▸ **GIVEN INSTRUCTION**:
The lines to be copied run from the one containing "Output a JSON" to the end of the material below; reproduce them exactly, including both ends, and nothing more.

Stored records:
>>>

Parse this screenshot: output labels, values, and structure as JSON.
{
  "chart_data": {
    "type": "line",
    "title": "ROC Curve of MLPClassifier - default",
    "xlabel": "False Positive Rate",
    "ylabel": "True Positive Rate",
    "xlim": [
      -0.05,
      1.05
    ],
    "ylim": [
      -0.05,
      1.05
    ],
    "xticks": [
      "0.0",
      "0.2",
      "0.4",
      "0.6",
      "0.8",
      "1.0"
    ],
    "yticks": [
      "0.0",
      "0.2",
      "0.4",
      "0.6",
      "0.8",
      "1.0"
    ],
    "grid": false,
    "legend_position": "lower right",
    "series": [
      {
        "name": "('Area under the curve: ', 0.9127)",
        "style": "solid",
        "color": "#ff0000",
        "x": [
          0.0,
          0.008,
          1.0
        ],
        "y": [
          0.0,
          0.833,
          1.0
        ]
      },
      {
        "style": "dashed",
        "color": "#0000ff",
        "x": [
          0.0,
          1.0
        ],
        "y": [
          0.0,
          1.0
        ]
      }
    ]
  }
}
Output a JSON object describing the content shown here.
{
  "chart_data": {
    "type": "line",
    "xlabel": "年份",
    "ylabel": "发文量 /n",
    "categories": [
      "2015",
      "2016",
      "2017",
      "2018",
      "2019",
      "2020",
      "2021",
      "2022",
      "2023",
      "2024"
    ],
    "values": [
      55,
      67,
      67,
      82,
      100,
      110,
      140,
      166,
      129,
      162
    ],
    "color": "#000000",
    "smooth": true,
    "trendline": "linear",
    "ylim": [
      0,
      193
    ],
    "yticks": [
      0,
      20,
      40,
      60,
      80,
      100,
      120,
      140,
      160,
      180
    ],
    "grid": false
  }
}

<<<

▸ **RESPONSE FOR THIS EXERCISE**:
Output a JSON object describing the content shown here.
{
  "chart_data": {
    "type": "line",
    "xlabel": "年份",
    "ylabel": "发文量 /n",
    "categories": [
      "2015",
      "2016",
      "2017",
      "2018",
      "2019",
      "2020",
      "2021",
      "2022",
      "2023",
      "2024"
    ],
    "values": [
      55,
      67,
      67,
      82,
      100,
      110,
      140,
      166,
      129,
      162
    ],
    "color": "#000000",
    "smooth": true,
    "trendline": "linear",
    "ylim": [
      0,
      193
    ],
    "yticks": [
      0,
      20,
      40,
      60,
      80,
      100,
      120,
      140,
      160,
      180
    ],
    "grid": false
  }
}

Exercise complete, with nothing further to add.